## PAGE
——————————
Witness Statements: 

Jacqueline Burns Koven from Chainalysis emphasized the pivotal role of blockchain technology in countering ransomware during her testimony. As Head of Cyber Threat Intelligence, she outlined how the tool facilitates tracking and disrupting ransomware operations on the blockchain, aiding policymakers and law enforcement. Koven debunked the myth that cryptocurrency transactions are anonymous, noting they are public and traceable. She cited significant successes such as the FBI’s Colonial Pipeline case, where Chainalysis’ data led to substantial seizures of bitcoin. Despite the increase in ransom demands, she noted a decrease in actual payments, suggesting greater difficulty for attackers to profit. Koven advocated for enhanced support from Congress to empower federal efforts with blockchain intelligence, emphasizing a collaborative, whole-of-government approach to sustain pressure on ransomware actors. 

Daniel Sergile from Palo Alto Networks discussed the evolution of ransomware into a significant operational risk across various sectors, emphasizing the increasing sophistication of extortion tactics, including AI-enhanced attacks. He identified vulnerabilities due to insufficient visibility across digital infrastructures and outdated IT systems, particularly in financial services. Sergile recommended strengthening cybersecurity through actions like enhancing incident response strategies, improving infrastructure visibility, leveraging AI, adopting zero-trust architectures, and prioritizing cloud security. He highlighted the importance of collaboration within cybersecurity forums like JCDC, the Ransomware Task Force, and FS-ISAC to enhance collective defense capabilities. Sergile’s testimony did not specifically mention cryptocurrency. 

Megan Stifel, Chief Strategy Officer at the Institute for Security and Technology highlighted the critical role of cryptocurrency in ransomware economies during her testimony. She discussed the Ransomware Task Force’s efforts, which led to a report with 48 recommendations—12 targeting financial services—stressing the need for strict regulation of the cryptocurrency sector to mitigate ransomware payments through compliance with KYC, AML, and CFT rules. Stifel emphasized that despite efforts following significant ransomware incidents substantial progress is needed, especially in the financial sector where cryptocurrency transactions facilitate these criminal activities. She proposed enhancing sector resilience, ensuring adequate resources for investigating financial abuses, and promoting cybersecurity best practices through collaboration between the government and private sectors. Stifel concluded by expressing readiness to continue addressing these urgent cybersecurity challenges. 

Kemba Walden of Paladin Global Institute emphasized the sophistication of ransomware attacks and the necessity for a multi-faceted approach to deter and disrupt these threats. Highlighting the Task Force’s work, she spoke about the importance of raising the cost and lowering the profitability of ransomware. Walden identified the critical moments when ransomware criminals are most vulnerable—during the ‘on and off ramps’ of cryptocurrency transactions where fiat currency and crypto are converted— and stressed the need for quick action between financial services and law enforcement to exploit these vulnerabilities. Concluding with a call to action, she urged for the full implementation of policy recommendations, including those that address legislative gaps in combating ransomware and its financial mechanisms.
——————————
Listings of element regions:

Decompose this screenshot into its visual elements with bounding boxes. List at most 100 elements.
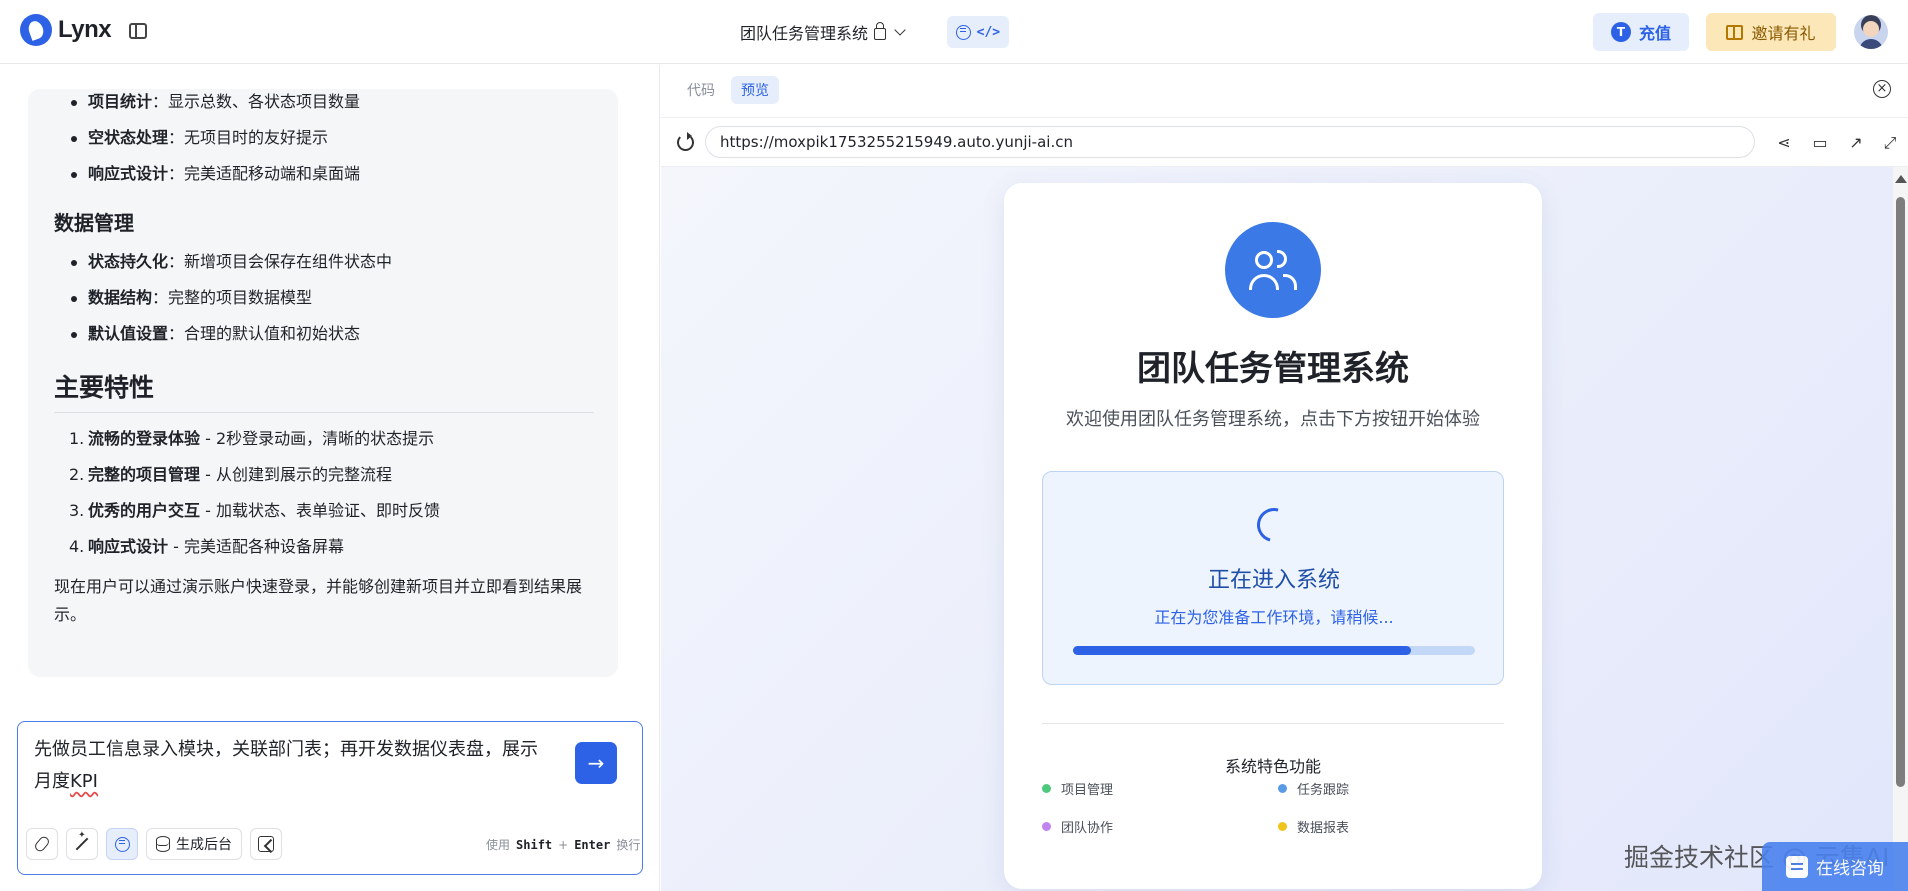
magic-wand-icon (75, 837, 89, 851)
scroll-up-icon[interactable] (1895, 175, 1907, 183)
recharge-button[interactable]: T 充值 (1593, 13, 1689, 51)
hint-newline: 换行 (616, 838, 641, 852)
input-line-2: 月度 (34, 771, 70, 792)
feature-text: - 完美适配各种设备屏幕 (168, 537, 344, 556)
token-icon: T (1610, 22, 1631, 42)
chat-input-box[interactable]: 先做员工信息录入模块，关联部门表；再开发数据仪表盘，展示 月度KPI → 生成后… (17, 721, 643, 875)
message-content: 项目统计：显示总数、各状态项目数量 空状态处理：无项目时的友好提示 响应式设计：完美… (54, 89, 594, 629)
list-item-bold: 空状态处理 (88, 128, 169, 147)
tab-code[interactable]: 代码 (677, 76, 725, 104)
reload-icon[interactable] (677, 132, 694, 151)
chevron-down-icon (894, 24, 906, 36)
send-button[interactable]: → (575, 742, 617, 784)
list-item-bold: 状态持久化 (88, 252, 169, 271)
feature-number: 1. (69, 429, 85, 448)
feature-item: 2. 完整的项目管理 - 从创建到展示的完整流程 (54, 457, 594, 493)
keyboard-hint: 使用 Shift + Enter 换行 (486, 836, 640, 853)
open-external-icon[interactable]: ↗ (1847, 134, 1865, 152)
project-title-dropdown[interactable]: 团队任务管理系统 (740, 20, 906, 44)
feature-bold: 优秀的用户交互 (88, 501, 201, 520)
chat-input[interactable]: 先做员工信息录入模块，关联部门表；再开发数据仪表盘，展示 月度KPI (34, 734, 574, 798)
features-list: 1. 流畅的登录体验 - 2秒登录动画，清晰的状态提示 2. 完整的项目管理 - 从创… (54, 421, 594, 565)
feature-dot-icon (1042, 784, 1051, 793)
list-item-text: ：完整的项目数据模型 (152, 288, 313, 307)
close-icon[interactable]: × (1873, 80, 1891, 98)
project-title: 团队任务管理系统 (740, 24, 869, 43)
closing-text: 现在用户可以通过演示账户快速登录，并能够创建新项目并立即看到结果展示。 (54, 577, 583, 624)
card-title: 团队任务管理系统 (1137, 349, 1409, 389)
url-field[interactable]: https://moxpik1753255215949.auto.yunji-a… (705, 126, 1755, 158)
attach-button[interactable] (26, 828, 58, 860)
code-mode-icon[interactable]: </> (977, 25, 1000, 40)
logo[interactable]: Lynx (20, 14, 112, 46)
feature-bold: 流畅的登录体验 (88, 429, 201, 448)
select-element-button[interactable] (250, 828, 282, 860)
paperclip-icon (33, 834, 51, 854)
preview-tabs: 代码 预览 (677, 76, 779, 104)
hint-plus: + (558, 837, 569, 852)
list-item-text: ：新增项目会保存在组件状态中 (168, 252, 393, 271)
input-line-1: 先做员工信息录入模块，关联部门表；再开发数据仪表盘，展示 (34, 739, 538, 760)
divider (1042, 723, 1504, 724)
spellcheck-word: KPI (70, 771, 98, 792)
feature-number: 3. (69, 501, 85, 520)
feature-bold: 响应式设计 (88, 537, 169, 556)
data-management-heading: 数据管理 (54, 211, 134, 235)
feature-number: 2. (69, 465, 85, 484)
data-bullets: 状态持久化：新增项目会保存在组件状态中 数据结构：完整的项目数据模型 默认值设置：合… (54, 244, 594, 352)
spinner-icon (1250, 501, 1298, 549)
generate-backend-button[interactable]: 生成后台 (146, 828, 242, 860)
feature-tag: 项目管理 (1042, 779, 1113, 798)
magic-button[interactable] (66, 828, 98, 860)
avatar[interactable] (1854, 15, 1888, 49)
list-item: 响应式设计：完美适配移动端和桌面端 (54, 156, 594, 192)
feature-item: 3. 优秀的用户交互 - 加载状态、表单验证、即时反馈 (54, 493, 594, 529)
chat-panel: 项目统计：显示总数、各状态项目数量 空状态处理：无项目时的友好提示 响应式设计：完美… (0, 65, 660, 891)
list-item-text: ：完美适配移动端和桌面端 (168, 164, 361, 183)
chat-mode-icon[interactable] (955, 24, 971, 40)
feature-dot-icon (1278, 784, 1287, 793)
invite-button[interactable]: 邀请有礼 (1706, 13, 1836, 51)
mode-toggle: </> (947, 16, 1009, 48)
scroll-thumb[interactable] (1896, 197, 1905, 787)
preview-viewport: 团队任务管理系统 欢迎使用团队任务管理系统，点击下方按钮开始体验 正在进入系统 … (661, 167, 1893, 891)
share-icon[interactable]: ⋖ (1775, 134, 1793, 152)
database-icon (156, 836, 170, 852)
assistant-message: 项目统计：显示总数、各状态项目数量 空状态处理：无项目时的友好提示 响应式设计：完美… (28, 89, 618, 677)
list-item: 项目统计：显示总数、各状态项目数量 (54, 89, 594, 120)
list-item: 数据结构：完整的项目数据模型 (54, 280, 594, 316)
feature-item: 4. 响应式设计 - 完美适配各种设备屏幕 (54, 529, 594, 565)
device-icon[interactable]: ▭ (1811, 134, 1829, 152)
feature-text: - 从创建到展示的完整流程 (200, 465, 392, 484)
chat-mode-button[interactable] (106, 828, 138, 860)
list-item-bold: 数据结构 (88, 288, 153, 307)
scrollbar[interactable] (1893, 167, 1908, 891)
progress-fill (1073, 646, 1411, 655)
list-item-text: ：无项目时的友好提示 (168, 128, 329, 147)
feature-label: 任务跟踪 (1297, 783, 1350, 798)
feature-bold: 完整的项目管理 (88, 465, 201, 484)
feature-tag: 任务跟踪 (1278, 779, 1349, 798)
hint-enter: Enter (574, 837, 611, 852)
users-icon (1225, 222, 1321, 318)
feature-label: 项目管理 (1061, 783, 1114, 798)
feature-text: - 2秒登录动画，清晰的状态提示 (200, 429, 435, 448)
list-item-text: ：显示总数、各状态项目数量 (152, 92, 361, 111)
hint-shift: Shift (516, 837, 553, 852)
card-subtitle: 欢迎使用团队任务管理系统，点击下方按钮开始体验 (1066, 409, 1480, 430)
feature-number: 4. (69, 537, 85, 556)
invite-label: 邀请有礼 (1751, 24, 1816, 43)
sidebar-toggle-icon[interactable] (129, 23, 147, 39)
lynx-logo-icon (20, 14, 52, 46)
loading-box: 正在进入系统 正在为您准备工作环境，请稍候... (1042, 471, 1504, 685)
feature-tag: 数据报表 (1278, 817, 1349, 836)
online-consult-button[interactable]: 在线咨询 (1762, 842, 1908, 891)
tab-preview[interactable]: 预览 (731, 76, 779, 104)
consult-icon (1786, 855, 1808, 878)
list-item-text: ：合理的默认值和初始状态 (168, 324, 361, 343)
stats-bullets: 项目统计：显示总数、各状态项目数量空状态处理：无项目时的友好提示响应式设计：完美… (54, 89, 594, 192)
feature-tag: 团队协作 (1042, 817, 1113, 836)
loading-subtitle: 正在为您准备工作环境，请稍候... (1154, 608, 1394, 627)
top-bar: Lynx 团队任务管理系统 </> T 充值 邀请有礼 (0, 0, 1908, 64)
fullscreen-icon[interactable]: ⤢ (1881, 134, 1899, 152)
——————————
## TO DO
Copy out the part of the witness statements starting with "Kemba Walden of" and going on through "its financial mechanisms.".

## RESULT
Kemba Walden of Paladin Global Institute emphasized the sophistication of ransomware attacks and the necessity for a multi-faceted approach to deter and disrupt these threats. Highlighting the Task Force’s work, she spoke about the importance of raising the cost and lowering the profitability of ransomware. Walden identified the critical moments when ransomware criminals are most vulnerable—during the ‘on and off ramps’ of cryptocurrency transactions where fiat currency and crypto are converted— and stressed the need for quick action between financial services and law enforcement to exploit these vulnerabilities. Concluding with a call to action, she urged for the full implementation of policy recommendations, including those that address legislative gaps in combating ransomware and its financial mechanisms.